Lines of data
◇ ◇ ◇ ◇ ◇ ◇ ◇

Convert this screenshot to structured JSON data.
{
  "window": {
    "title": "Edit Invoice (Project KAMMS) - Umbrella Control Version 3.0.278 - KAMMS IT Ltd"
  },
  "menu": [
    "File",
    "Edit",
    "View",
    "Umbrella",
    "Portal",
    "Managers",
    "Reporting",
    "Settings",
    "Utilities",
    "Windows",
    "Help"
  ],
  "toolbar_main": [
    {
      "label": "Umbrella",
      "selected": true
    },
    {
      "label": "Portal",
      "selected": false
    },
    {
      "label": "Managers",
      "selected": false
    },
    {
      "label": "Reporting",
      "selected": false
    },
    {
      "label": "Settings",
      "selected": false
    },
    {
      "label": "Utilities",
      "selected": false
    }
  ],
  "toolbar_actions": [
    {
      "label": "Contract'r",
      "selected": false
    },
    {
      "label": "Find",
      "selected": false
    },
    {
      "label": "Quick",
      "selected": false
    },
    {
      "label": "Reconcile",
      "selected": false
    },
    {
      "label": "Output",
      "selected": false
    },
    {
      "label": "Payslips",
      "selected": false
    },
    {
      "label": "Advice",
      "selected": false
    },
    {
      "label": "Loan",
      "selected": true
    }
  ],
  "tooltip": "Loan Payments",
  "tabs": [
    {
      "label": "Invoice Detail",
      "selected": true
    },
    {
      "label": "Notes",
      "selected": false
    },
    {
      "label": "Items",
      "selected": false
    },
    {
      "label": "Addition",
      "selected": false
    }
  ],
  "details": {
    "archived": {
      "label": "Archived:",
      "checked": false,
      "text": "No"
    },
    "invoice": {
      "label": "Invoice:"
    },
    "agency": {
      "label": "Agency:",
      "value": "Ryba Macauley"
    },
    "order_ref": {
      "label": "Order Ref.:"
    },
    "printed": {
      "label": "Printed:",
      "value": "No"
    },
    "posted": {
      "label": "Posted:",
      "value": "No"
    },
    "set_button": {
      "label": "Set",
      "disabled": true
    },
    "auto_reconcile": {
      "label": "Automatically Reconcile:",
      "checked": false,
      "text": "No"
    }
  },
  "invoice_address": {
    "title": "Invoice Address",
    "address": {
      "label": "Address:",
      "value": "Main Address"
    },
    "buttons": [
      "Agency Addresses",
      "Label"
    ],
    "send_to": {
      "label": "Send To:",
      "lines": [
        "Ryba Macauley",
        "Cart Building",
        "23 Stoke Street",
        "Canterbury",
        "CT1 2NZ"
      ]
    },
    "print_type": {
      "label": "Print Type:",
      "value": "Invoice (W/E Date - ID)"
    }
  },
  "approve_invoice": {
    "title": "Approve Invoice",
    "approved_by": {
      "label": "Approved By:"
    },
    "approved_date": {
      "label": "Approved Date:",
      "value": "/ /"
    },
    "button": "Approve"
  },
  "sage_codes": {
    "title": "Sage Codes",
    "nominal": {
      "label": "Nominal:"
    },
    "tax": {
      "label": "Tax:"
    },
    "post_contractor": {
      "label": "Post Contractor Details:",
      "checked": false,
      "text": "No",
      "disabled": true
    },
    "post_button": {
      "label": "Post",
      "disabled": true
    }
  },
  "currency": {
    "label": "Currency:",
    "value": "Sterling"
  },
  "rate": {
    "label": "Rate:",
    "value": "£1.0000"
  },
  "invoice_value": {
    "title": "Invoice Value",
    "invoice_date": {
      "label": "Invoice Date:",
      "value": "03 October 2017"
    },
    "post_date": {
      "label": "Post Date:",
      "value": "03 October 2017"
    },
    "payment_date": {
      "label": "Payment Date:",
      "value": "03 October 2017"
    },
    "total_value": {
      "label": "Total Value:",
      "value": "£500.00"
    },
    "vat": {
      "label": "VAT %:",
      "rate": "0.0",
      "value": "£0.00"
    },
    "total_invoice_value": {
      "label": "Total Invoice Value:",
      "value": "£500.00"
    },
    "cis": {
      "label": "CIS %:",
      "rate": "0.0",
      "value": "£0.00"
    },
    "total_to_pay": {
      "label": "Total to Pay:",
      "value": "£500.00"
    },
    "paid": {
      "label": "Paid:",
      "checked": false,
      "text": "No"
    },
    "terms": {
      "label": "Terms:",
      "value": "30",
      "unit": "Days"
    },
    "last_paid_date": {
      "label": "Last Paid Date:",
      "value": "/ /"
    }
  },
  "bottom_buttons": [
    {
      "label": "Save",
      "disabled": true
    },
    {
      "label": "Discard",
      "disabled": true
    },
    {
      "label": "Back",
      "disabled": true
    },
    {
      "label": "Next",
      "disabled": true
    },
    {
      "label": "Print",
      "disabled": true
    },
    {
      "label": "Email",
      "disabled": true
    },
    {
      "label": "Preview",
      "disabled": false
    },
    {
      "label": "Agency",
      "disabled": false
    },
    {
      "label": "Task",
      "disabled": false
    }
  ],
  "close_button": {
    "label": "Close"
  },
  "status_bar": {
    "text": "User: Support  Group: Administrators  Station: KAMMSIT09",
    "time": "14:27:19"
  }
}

◇ ◇ ◇ ◇ ◇ ◇ ◇

* WHAT YOU WILL DO *
Quote all the records. Keep every word exact.

* RESPONSE TO THE EXERCISE *
Convert this screenshot to structured JSON data.
{
  "window": {
    "title": "Edit Invoice (Project KAMMS) - Umbrella Control Version 3.0.278 - KAMMS IT Ltd"
  },
  "menu": [
    "File",
    "Edit",
    "View",
    "Umbrella",
    "Portal",
    "Managers",
    "Reporting",
    "Settings",
    "Utilities",
    "Windows",
    "Help"
  ],
  "toolbar_main": [
    {
      "label": "Umbrella",
      "selected": true
    },
    {
      "label": "Portal",
      "selected": false
    },
    {
      "label": "Managers",
      "selected": false
    },
    {
      "label": "Reporting",
      "selected": false
    },
    {
      "label": "Settings",
      "selected": false
    },
    {
      "label": "Utilities",
      "selected": false
    }
  ],
  "toolbar_actions": [
    {
      "label": "Contract'r",
      "selected": false
    },
    {
      "label": "Find",
      "selected": false
    },
    {
      "label": "Quick",
      "selected": false
    },
    {
      "label": "Reconcile",
      "selected": false
    },
    {
      "label": "Output",
      "selected": false
    },
    {
      "label": "Payslips",
      "selected": false
    },
    {
      "label": "Advice",
      "selected": false
    },
    {
      "label": "Loan",
      "selected": true
    }
  ],
  "tooltip": "Loan Payments",
  "tabs": [
    {
      "label": "Invoice Detail",
      "selected": true
    },
    {
      "label": "Notes",
      "selected": false
    },
    {
      "label": "Items",
      "selected": false
    },
    {
      "label": "Addition",
      "selected": false
    }
  ],
  "details": {
    "archived": {
      "label": "Archived:",
      "checked": false,
      "text": "No"
    },
    "invoice": {
      "label": "Invoice:"
    },
    "agency": {
      "label": "Agency:",
      "value": "Ryba Macauley"
    },
    "order_ref": {
      "label": "Order Ref.:"
    },
    "printed": {
      "label": "Printed:",
      "value": "No"
    },
    "posted": {
      "label": "Posted:",
      "value": "No"
    },
    "set_button": {
      "label": "Set",
      "disabled": true
    },
    "auto_reconcile": {
      "label": "Automatically Reconcile:",
      "checked": false,
      "text": "No"
    }
  },
  "invoice_address": {
    "title": "Invoice Address",
    "address": {
      "label": "Address:",
      "value": "Main Address"
    },
    "buttons": [
      "Agency Addresses",
      "Label"
    ],
    "send_to": {
      "label": "Send To:",
      "lines": [
        "Ryba Macauley",
        "Cart Building",
        "23 Stoke Street",
        "Canterbury",
        "CT1 2NZ"
      ]
    },
    "print_type": {
      "label": "Print Type:",
      "value": "Invoice (W/E Date - ID)"
    }
  },
  "approve_invoice": {
    "title": "Approve Invoice",
    "approved_by": {
      "label": "Approved By:"
    },
    "approved_date": {
      "label": "Approved Date:",
      "value": "/ /"
    },
    "button": "Approve"
  },
  "sage_codes": {
    "title": "Sage Codes",
    "nominal": {
      "label": "Nominal:"
    },
    "tax": {
      "label": "Tax:"
    },
    "post_contractor": {
      "label": "Post Contractor Details:",
      "checked": false,
      "text": "No",
      "disabled": true
    },
    "post_button": {
      "label": "Post",
      "disabled": true
    }
  },
  "currency": {
    "label": "Currency:",
    "value": "Sterling"
  },
  "rate": {
    "label": "Rate:",
    "value": "£1.0000"
  },
  "invoice_value": {
    "title": "Invoice Value",
    "invoice_date": {
      "label": "Invoice Date:",
      "value": "03 October 2017"
    },
    "post_date": {
      "label": "Post Date:",
      "value": "03 October 2017"
    },
    "payment_date": {
      "label": "Payment Date:",
      "value": "03 October 2017"
    },
    "total_value": {
      "label": "Total Value:",
      "value": "£500.00"
    },
    "vat": {
      "label": "VAT %:",
      "rate": "0.0",
      "value": "£0.00"
    },
    "total_invoice_value": {
      "label": "Total Invoice Value:",
      "value": "£500.00"
    },
    "cis": {
      "label": "CIS %:",
      "rate": "0.0",
      "value": "£0.00"
    },
    "total_to_pay": {
      "label": "Total to Pay:",
      "value": "£500.00"
    },
    "paid": {
      "label": "Paid:",
      "checked": false,
      "text": "No"
    },
    "terms": {
      "label": "Terms:",
      "value": "30",
      "unit": "Days"
    },
    "last_paid_date": {
      "label": "Last Paid Date:",
      "value": "/ /"
    }
  },
  "bottom_buttons": [
    {
      "label": "Save",
      "disabled": true
    },
    {
      "label": "Discard",
      "disabled": true
    },
    {
      "label": "Back",
      "disabled": true
    },
    {
      "label": "Next",
      "disabled": true
    },
    {
      "label": "Print",
      "disabled": true
    },
    {
      "label": "Email",
      "disabled": true
    },
    {
      "label": "Preview",
      "disabled": false
    },
    {
      "label": "Agency",
      "disabled": false
    },
    {
      "label": "Task",
      "disabled": false
    }
  ],
  "close_button": {
    "label": "Close"
  },
  "status_bar": {
    "text": "User: Support  Group: Administrators  Station: KAMMSIT09",
    "time": "14:27:19"
  }
}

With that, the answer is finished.